• _Short task_: Reproduce every line of the material below, but drop the pictures.
------------------------------
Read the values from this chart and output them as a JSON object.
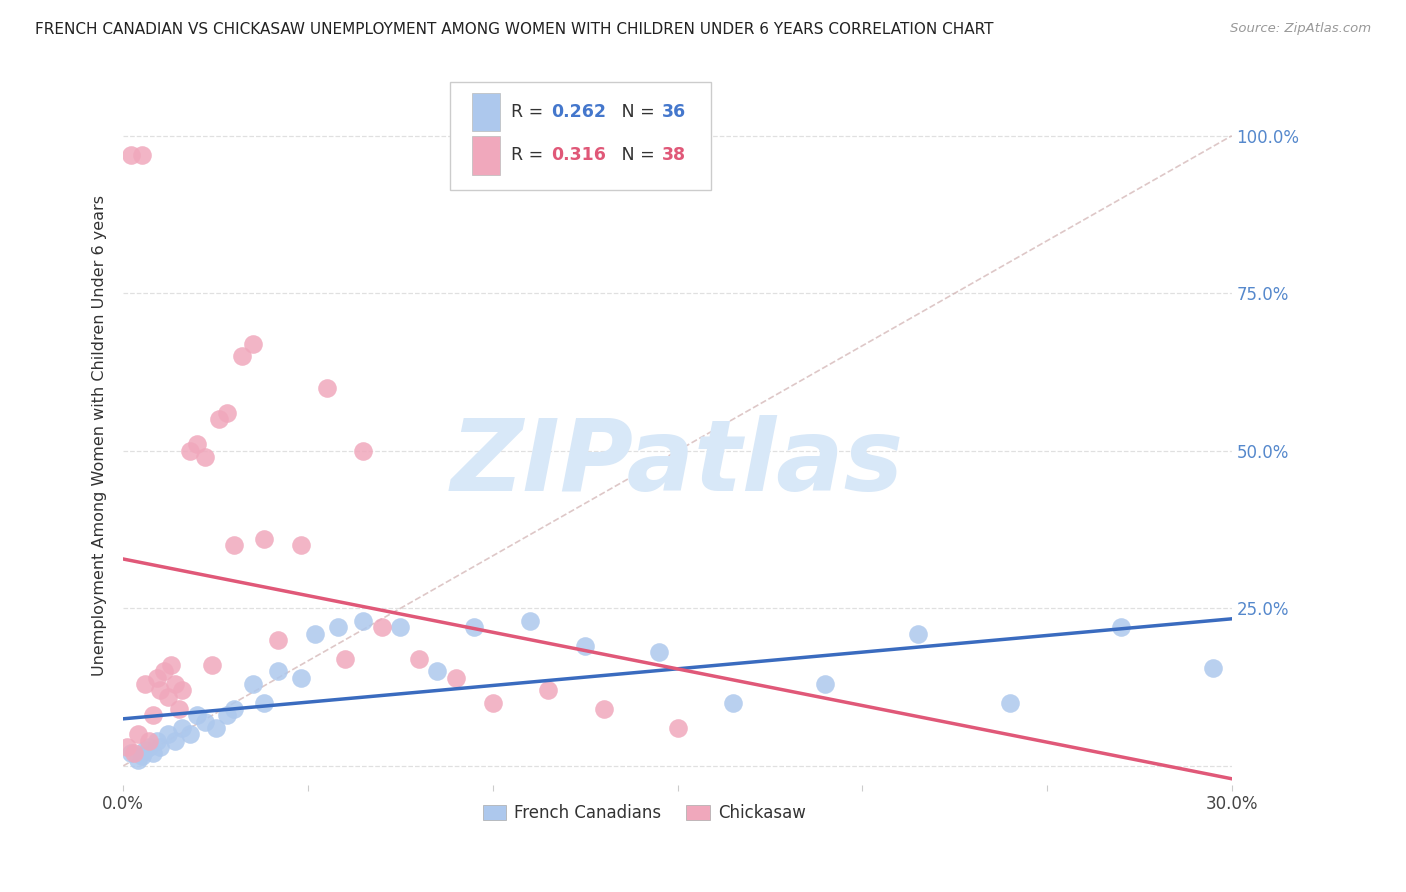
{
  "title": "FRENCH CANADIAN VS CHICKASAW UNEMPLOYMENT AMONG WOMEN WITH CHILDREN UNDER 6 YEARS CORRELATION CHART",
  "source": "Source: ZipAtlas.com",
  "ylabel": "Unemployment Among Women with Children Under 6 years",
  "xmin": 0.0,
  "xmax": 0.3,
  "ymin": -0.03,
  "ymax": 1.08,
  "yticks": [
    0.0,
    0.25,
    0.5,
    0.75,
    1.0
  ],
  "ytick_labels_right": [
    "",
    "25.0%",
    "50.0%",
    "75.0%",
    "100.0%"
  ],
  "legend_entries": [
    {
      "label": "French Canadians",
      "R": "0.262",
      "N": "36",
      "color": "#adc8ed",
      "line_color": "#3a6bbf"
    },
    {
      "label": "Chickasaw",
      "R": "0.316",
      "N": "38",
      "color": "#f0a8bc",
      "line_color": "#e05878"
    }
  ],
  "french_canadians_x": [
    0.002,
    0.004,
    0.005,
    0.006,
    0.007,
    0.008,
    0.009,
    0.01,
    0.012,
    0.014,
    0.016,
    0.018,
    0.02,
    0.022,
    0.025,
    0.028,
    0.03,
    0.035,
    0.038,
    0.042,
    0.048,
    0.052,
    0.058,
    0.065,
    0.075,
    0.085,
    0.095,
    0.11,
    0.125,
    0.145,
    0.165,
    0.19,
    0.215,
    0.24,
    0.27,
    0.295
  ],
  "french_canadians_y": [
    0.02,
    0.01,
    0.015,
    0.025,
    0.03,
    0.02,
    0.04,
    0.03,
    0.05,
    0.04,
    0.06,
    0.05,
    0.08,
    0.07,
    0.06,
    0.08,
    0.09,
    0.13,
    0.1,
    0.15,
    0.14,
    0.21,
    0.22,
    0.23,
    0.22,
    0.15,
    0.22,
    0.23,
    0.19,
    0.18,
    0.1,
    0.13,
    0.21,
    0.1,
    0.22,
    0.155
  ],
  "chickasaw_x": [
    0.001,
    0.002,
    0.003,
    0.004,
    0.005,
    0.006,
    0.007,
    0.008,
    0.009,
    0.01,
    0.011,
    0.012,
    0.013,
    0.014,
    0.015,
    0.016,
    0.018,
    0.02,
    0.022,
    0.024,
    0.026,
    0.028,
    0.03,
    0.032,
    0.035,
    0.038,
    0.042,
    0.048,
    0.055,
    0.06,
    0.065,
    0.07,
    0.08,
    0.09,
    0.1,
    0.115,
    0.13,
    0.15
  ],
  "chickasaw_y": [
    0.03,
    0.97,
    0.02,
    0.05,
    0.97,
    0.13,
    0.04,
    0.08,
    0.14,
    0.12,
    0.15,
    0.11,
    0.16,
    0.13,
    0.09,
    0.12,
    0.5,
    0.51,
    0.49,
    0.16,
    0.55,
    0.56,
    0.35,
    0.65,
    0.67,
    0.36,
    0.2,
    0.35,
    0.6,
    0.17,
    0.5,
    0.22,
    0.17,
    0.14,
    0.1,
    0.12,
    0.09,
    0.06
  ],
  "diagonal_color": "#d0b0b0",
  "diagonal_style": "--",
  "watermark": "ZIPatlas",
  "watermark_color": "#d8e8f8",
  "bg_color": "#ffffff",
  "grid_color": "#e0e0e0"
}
------------------------------
• _Complete response_:
Read the values from this chart and output them as a JSON object.
{
  "title": "FRENCH CANADIAN VS CHICKASAW UNEMPLOYMENT AMONG WOMEN WITH CHILDREN UNDER 6 YEARS CORRELATION CHART",
  "source": "Source: ZipAtlas.com",
  "ylabel": "Unemployment Among Women with Children Under 6 years",
  "xmin": 0.0,
  "xmax": 0.3,
  "ymin": -0.03,
  "ymax": 1.08,
  "yticks": [
    0.0,
    0.25,
    0.5,
    0.75,
    1.0
  ],
  "ytick_labels_right": [
    "",
    "25.0%",
    "50.0%",
    "75.0%",
    "100.0%"
  ],
  "legend_entries": [
    {
      "label": "French Canadians",
      "R": "0.262",
      "N": "36",
      "color": "#adc8ed",
      "line_color": "#3a6bbf"
    },
    {
      "label": "Chickasaw",
      "R": "0.316",
      "N": "38",
      "color": "#f0a8bc",
      "line_color": "#e05878"
    }
  ],
  "french_canadians_x": [
    0.002,
    0.004,
    0.005,
    0.006,
    0.007,
    0.008,
    0.009,
    0.01,
    0.012,
    0.014,
    0.016,
    0.018,
    0.02,
    0.022,
    0.025,
    0.028,
    0.03,
    0.035,
    0.038,
    0.042,
    0.048,
    0.052,
    0.058,
    0.065,
    0.075,
    0.085,
    0.095,
    0.11,
    0.125,
    0.145,
    0.165,
    0.19,
    0.215,
    0.24,
    0.27,
    0.295
  ],
  "french_canadians_y": [
    0.02,
    0.01,
    0.015,
    0.025,
    0.03,
    0.02,
    0.04,
    0.03,
    0.05,
    0.04,
    0.06,
    0.05,
    0.08,
    0.07,
    0.06,
    0.08,
    0.09,
    0.13,
    0.1,
    0.15,
    0.14,
    0.21,
    0.22,
    0.23,
    0.22,
    0.15,
    0.22,
    0.23,
    0.19,
    0.18,
    0.1,
    0.13,
    0.21,
    0.1,
    0.22,
    0.155
  ],
  "chickasaw_x": [
    0.001,
    0.002,
    0.003,
    0.004,
    0.005,
    0.006,
    0.007,
    0.008,
    0.009,
    0.01,
    0.011,
    0.012,
    0.013,
    0.014,
    0.015,
    0.016,
    0.018,
    0.02,
    0.022,
    0.024,
    0.026,
    0.028,
    0.03,
    0.032,
    0.035,
    0.038,
    0.042,
    0.048,
    0.055,
    0.06,
    0.065,
    0.07,
    0.08,
    0.09,
    0.1,
    0.115,
    0.13,
    0.15
  ],
  "chickasaw_y": [
    0.03,
    0.97,
    0.02,
    0.05,
    0.97,
    0.13,
    0.04,
    0.08,
    0.14,
    0.12,
    0.15,
    0.11,
    0.16,
    0.13,
    0.09,
    0.12,
    0.5,
    0.51,
    0.49,
    0.16,
    0.55,
    0.56,
    0.35,
    0.65,
    0.67,
    0.36,
    0.2,
    0.35,
    0.6,
    0.17,
    0.5,
    0.22,
    0.17,
    0.14,
    0.1,
    0.12,
    0.09,
    0.06
  ],
  "diagonal_color": "#d0b0b0",
  "diagonal_style": "--",
  "watermark": "ZIPatlas",
  "watermark_color": "#d8e8f8",
  "bg_color": "#ffffff",
  "grid_color": "#e0e0e0"
}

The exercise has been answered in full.